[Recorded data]
********************

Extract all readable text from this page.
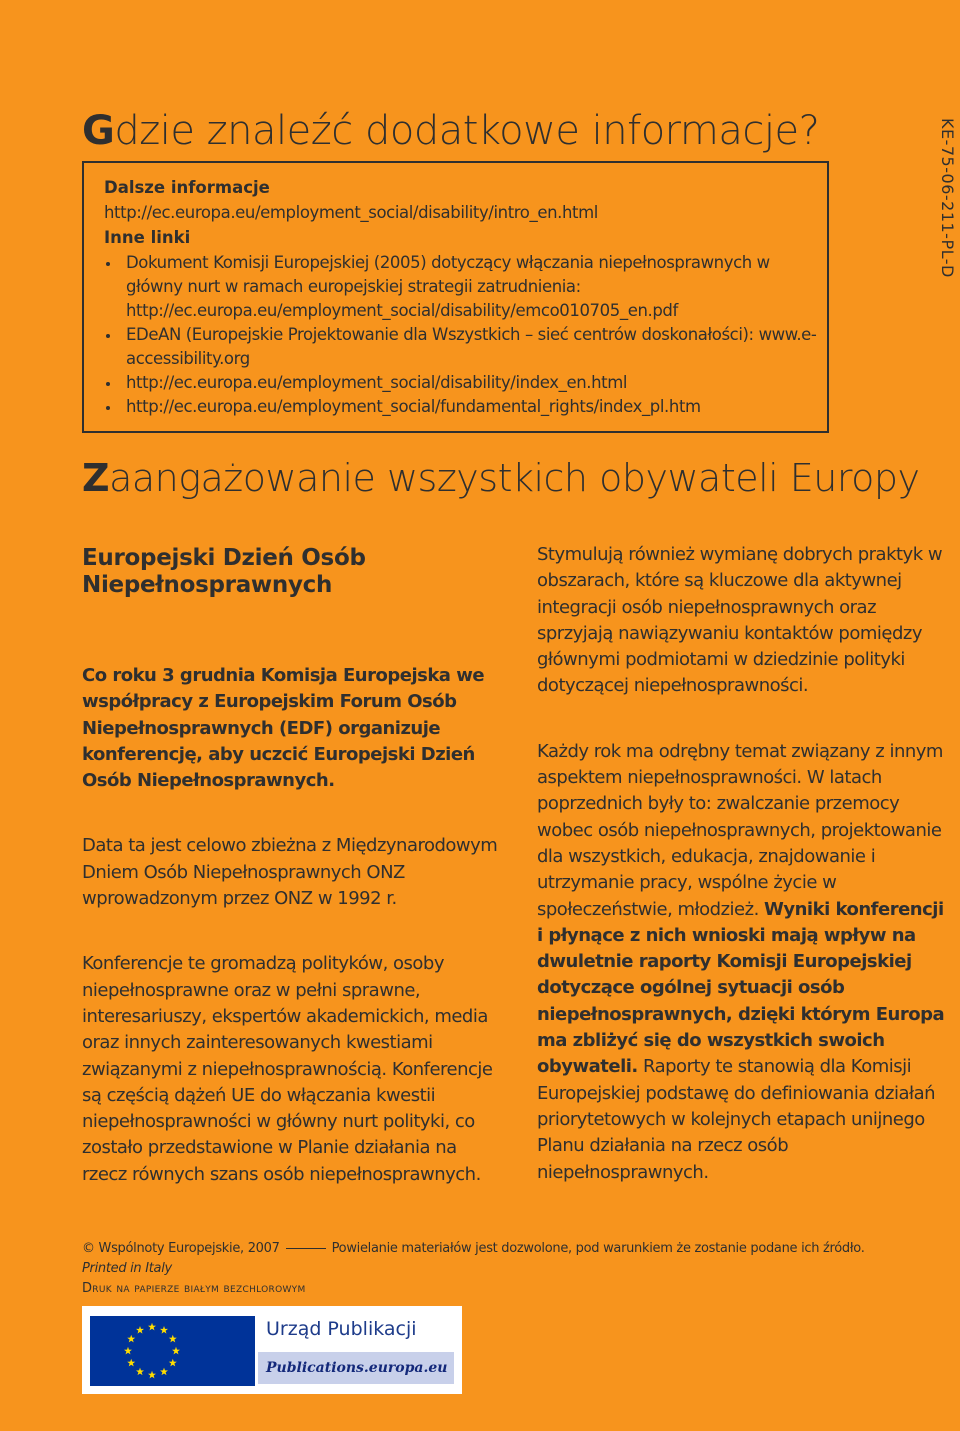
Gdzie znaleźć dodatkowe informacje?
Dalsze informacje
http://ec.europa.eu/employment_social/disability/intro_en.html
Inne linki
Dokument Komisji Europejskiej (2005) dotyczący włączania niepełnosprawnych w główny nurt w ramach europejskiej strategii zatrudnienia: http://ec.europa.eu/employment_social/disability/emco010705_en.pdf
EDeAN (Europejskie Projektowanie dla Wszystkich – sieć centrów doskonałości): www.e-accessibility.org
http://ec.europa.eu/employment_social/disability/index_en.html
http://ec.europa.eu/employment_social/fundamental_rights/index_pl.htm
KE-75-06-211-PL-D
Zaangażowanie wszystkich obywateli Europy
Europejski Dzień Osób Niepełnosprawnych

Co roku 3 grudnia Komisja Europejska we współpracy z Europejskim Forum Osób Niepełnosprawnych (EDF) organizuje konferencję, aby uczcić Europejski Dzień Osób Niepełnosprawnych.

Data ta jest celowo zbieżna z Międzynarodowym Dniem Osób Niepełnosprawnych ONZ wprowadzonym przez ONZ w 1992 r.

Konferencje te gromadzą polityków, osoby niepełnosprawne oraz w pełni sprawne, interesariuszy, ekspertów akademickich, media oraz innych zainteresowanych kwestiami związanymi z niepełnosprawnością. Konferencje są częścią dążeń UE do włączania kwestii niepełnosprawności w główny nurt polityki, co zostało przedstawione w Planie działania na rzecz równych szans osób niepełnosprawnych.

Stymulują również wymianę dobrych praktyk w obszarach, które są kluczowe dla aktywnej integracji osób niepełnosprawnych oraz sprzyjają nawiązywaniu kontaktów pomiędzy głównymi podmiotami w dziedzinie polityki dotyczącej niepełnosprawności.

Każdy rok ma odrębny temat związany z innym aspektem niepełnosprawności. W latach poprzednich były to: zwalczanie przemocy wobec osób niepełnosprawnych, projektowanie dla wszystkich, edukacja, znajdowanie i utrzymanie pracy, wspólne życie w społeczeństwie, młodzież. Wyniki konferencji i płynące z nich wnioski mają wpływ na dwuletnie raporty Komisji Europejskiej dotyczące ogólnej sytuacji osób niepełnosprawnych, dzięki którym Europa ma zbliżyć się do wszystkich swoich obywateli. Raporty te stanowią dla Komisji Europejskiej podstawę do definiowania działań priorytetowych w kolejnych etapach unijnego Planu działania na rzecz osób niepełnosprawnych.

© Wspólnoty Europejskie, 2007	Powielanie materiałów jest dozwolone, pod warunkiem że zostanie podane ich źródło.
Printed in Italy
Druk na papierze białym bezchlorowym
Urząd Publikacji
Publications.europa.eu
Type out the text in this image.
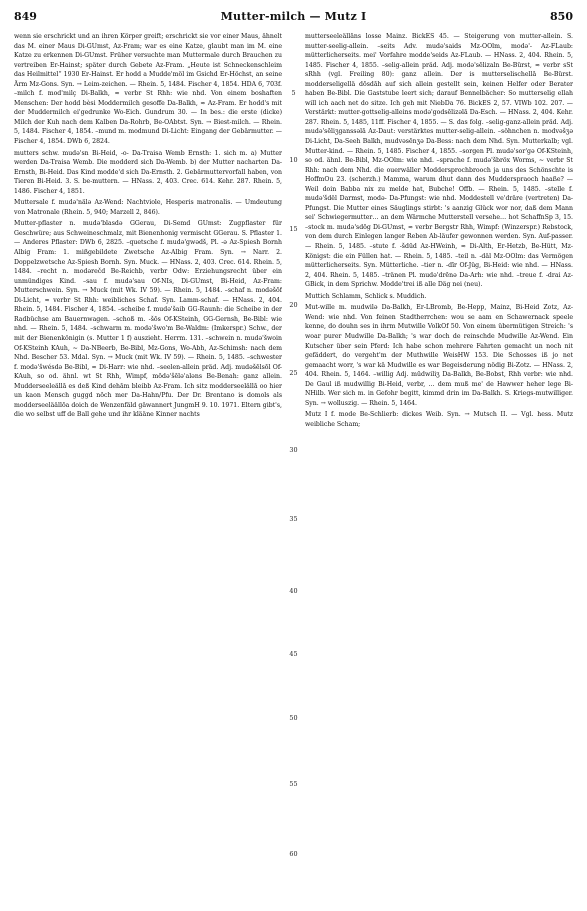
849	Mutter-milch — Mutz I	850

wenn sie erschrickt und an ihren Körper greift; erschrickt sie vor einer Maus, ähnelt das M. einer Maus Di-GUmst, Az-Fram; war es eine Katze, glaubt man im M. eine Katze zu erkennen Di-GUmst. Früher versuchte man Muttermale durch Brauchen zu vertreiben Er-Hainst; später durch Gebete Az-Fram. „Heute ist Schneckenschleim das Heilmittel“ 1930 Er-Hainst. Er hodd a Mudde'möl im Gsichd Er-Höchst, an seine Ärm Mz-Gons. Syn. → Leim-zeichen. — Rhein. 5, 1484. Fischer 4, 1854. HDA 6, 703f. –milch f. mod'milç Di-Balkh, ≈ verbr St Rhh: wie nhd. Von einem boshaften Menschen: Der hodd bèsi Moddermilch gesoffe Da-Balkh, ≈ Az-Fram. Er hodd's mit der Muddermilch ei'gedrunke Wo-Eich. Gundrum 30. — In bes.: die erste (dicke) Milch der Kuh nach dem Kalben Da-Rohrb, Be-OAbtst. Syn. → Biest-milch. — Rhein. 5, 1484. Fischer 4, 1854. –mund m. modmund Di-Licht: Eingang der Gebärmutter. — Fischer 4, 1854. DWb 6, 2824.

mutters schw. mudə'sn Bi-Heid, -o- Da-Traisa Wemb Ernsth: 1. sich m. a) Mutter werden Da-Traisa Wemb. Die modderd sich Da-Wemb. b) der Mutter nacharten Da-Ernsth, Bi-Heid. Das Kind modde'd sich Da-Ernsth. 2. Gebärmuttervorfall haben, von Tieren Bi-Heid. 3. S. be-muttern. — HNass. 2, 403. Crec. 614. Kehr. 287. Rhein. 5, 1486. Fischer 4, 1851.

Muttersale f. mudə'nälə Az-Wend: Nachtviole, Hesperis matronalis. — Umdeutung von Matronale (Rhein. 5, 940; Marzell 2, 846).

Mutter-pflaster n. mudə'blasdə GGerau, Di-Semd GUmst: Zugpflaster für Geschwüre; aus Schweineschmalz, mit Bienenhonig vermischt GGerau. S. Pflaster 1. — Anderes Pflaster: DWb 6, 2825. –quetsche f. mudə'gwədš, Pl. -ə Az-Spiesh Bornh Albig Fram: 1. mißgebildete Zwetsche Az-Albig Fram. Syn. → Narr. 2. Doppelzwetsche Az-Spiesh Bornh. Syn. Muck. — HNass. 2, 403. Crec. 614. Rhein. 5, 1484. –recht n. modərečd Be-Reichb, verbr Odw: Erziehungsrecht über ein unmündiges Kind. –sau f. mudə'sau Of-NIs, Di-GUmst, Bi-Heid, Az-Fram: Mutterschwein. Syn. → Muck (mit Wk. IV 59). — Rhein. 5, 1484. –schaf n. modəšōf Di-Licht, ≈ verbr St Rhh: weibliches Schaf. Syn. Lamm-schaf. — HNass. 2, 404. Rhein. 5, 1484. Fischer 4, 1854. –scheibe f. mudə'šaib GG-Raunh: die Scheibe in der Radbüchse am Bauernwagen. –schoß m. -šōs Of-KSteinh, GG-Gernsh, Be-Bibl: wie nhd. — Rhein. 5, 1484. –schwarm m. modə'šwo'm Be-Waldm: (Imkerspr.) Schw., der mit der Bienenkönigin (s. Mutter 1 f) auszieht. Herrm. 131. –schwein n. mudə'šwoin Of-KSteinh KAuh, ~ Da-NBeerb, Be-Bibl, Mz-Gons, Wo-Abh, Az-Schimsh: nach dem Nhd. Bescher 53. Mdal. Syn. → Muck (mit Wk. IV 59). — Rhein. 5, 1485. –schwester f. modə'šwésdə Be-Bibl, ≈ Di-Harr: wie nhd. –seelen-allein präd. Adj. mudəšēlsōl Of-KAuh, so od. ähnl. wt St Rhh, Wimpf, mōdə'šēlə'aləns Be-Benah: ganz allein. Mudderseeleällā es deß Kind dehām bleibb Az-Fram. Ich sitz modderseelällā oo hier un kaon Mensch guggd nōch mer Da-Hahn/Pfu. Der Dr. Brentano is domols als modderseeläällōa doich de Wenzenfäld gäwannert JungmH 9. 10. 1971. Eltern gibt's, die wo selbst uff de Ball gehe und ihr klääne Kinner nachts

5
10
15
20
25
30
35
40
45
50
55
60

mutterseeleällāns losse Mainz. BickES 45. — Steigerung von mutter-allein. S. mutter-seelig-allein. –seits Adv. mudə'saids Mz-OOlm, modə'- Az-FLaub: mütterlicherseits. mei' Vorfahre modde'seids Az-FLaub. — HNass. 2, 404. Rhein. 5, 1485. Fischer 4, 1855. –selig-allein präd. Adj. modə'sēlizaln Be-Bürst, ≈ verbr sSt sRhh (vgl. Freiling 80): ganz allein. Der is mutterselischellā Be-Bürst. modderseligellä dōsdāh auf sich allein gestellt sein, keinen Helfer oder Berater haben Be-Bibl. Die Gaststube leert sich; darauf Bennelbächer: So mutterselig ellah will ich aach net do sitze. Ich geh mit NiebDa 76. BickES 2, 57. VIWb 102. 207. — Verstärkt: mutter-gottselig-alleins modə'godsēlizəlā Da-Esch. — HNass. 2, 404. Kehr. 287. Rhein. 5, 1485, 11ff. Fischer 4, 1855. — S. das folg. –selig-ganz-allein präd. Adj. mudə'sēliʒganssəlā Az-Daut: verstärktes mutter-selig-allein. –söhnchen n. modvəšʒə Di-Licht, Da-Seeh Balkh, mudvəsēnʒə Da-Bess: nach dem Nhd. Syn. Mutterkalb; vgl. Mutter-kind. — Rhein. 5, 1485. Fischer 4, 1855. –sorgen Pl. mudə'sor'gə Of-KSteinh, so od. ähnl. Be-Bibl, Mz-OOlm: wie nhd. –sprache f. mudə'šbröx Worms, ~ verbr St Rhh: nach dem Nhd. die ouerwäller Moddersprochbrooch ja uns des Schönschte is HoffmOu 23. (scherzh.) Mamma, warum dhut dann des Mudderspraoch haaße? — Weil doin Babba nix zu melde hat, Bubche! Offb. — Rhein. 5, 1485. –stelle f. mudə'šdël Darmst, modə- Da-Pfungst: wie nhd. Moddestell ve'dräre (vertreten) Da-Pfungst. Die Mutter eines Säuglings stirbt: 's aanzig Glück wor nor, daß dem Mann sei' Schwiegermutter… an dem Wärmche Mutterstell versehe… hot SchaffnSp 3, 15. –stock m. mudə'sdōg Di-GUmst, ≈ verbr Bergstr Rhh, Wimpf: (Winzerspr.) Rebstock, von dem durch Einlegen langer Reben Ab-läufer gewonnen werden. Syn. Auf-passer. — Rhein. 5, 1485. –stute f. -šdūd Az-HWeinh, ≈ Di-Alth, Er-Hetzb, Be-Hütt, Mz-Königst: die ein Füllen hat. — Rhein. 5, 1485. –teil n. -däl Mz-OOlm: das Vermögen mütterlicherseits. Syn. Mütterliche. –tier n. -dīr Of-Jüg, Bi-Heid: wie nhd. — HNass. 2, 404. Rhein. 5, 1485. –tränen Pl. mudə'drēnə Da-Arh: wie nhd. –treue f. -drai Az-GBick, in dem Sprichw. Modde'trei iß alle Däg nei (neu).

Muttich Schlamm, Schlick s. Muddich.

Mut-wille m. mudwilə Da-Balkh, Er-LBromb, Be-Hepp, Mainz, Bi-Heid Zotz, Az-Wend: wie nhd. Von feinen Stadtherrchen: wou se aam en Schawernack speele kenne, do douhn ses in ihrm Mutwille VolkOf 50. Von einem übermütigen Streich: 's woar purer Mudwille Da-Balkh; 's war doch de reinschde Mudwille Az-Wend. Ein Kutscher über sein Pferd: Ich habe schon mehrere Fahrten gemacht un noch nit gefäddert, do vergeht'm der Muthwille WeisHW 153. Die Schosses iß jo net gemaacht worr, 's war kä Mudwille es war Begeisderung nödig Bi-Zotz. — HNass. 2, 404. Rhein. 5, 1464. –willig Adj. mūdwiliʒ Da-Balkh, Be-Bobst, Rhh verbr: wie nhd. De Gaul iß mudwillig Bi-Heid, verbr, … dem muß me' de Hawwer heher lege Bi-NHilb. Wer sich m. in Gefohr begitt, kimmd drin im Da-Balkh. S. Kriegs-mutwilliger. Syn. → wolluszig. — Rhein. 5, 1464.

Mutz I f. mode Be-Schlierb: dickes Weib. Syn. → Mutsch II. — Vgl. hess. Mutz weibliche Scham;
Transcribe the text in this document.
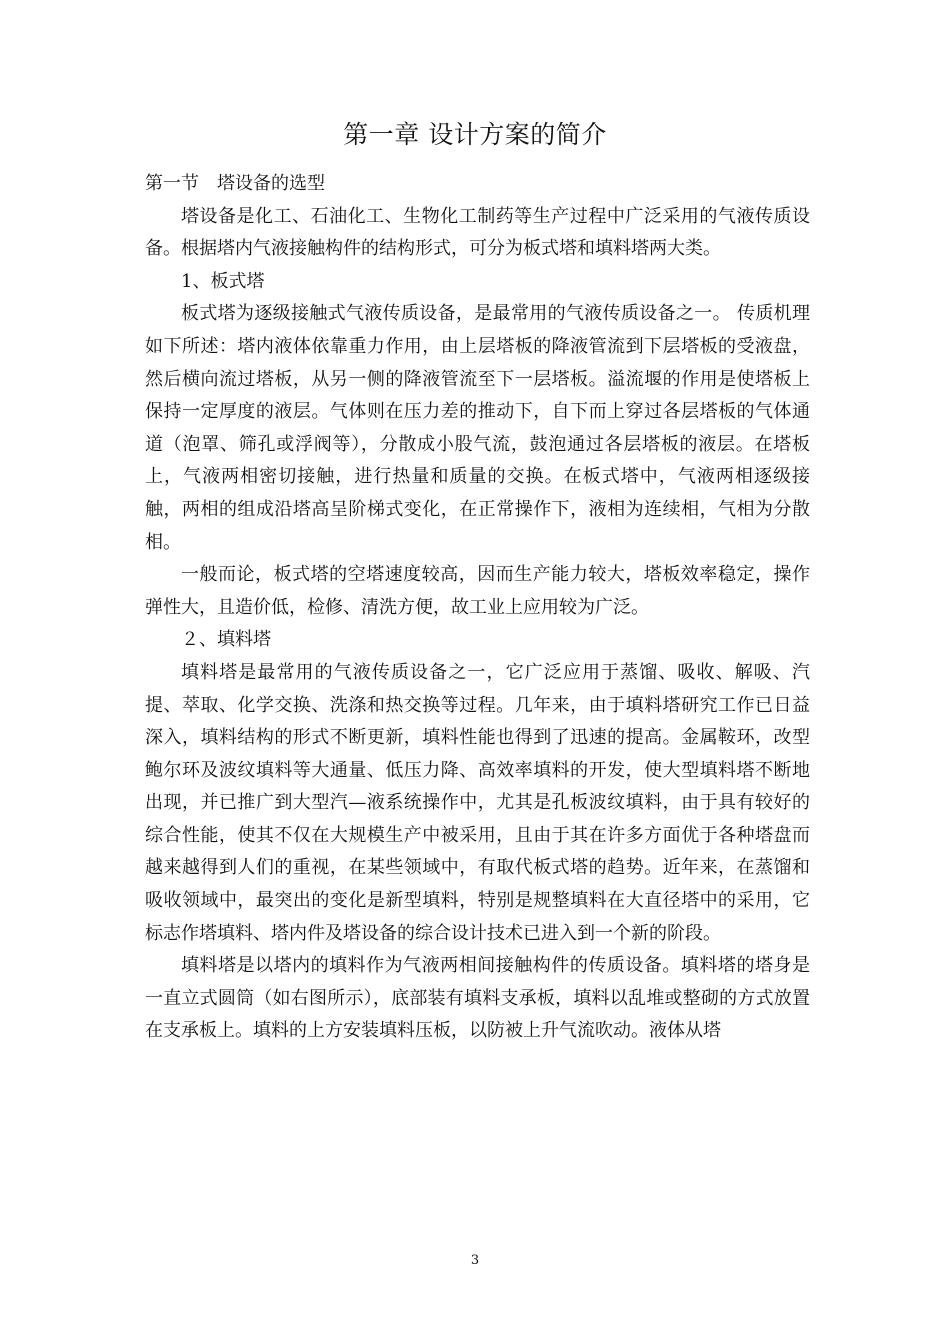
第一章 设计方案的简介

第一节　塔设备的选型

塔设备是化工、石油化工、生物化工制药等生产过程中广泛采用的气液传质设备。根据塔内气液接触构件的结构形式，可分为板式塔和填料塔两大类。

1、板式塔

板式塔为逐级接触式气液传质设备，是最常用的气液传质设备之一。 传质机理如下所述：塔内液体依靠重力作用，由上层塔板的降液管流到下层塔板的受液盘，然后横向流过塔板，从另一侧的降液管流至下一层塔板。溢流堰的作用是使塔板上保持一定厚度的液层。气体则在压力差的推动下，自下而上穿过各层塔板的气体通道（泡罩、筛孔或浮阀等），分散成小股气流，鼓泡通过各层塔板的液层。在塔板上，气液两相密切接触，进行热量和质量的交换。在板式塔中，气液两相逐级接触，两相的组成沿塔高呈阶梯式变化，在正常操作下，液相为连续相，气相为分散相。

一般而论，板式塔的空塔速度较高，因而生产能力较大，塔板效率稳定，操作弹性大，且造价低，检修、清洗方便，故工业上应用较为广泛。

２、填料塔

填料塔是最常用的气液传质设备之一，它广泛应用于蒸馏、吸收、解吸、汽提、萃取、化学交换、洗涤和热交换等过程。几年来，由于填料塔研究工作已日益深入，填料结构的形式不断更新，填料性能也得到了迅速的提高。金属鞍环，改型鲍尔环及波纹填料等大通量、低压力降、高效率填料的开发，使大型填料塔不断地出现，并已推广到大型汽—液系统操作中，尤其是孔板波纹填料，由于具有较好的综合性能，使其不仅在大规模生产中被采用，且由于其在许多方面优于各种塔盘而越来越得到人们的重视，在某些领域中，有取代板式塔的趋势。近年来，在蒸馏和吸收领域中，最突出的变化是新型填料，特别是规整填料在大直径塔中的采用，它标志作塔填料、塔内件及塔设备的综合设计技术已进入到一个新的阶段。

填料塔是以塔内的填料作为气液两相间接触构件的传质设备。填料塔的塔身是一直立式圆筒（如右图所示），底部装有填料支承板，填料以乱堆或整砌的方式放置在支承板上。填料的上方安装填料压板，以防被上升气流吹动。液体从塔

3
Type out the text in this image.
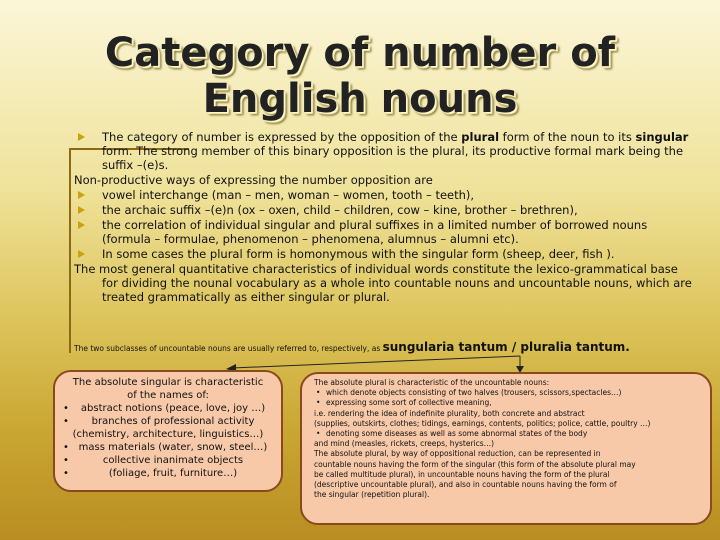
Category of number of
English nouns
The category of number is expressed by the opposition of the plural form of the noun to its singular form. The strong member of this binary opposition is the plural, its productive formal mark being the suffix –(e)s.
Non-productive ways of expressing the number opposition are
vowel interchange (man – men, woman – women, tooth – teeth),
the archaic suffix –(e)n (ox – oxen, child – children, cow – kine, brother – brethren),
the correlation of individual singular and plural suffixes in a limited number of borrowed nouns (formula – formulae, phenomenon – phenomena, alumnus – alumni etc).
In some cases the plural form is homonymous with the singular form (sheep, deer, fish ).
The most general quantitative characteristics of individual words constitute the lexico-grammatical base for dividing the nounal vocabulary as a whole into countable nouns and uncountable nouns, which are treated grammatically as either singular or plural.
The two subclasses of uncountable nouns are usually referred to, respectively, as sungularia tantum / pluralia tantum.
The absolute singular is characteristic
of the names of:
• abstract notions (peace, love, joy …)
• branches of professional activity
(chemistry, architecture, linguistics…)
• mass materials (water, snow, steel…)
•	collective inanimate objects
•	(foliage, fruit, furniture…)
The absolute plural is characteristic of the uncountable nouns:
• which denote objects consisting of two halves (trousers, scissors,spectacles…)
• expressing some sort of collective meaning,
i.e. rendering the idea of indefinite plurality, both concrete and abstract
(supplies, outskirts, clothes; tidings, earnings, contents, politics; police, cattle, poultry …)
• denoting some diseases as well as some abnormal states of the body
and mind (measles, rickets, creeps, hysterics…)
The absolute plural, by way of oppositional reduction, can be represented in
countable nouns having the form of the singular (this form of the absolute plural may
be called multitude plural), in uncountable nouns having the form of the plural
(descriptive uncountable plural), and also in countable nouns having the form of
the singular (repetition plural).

********************

Select the lines from the entries that include the word "expressing".

## FINAL ANSWER:
Non-productive ways of expressing the number opposition are
• expressing some sort of collective meaning,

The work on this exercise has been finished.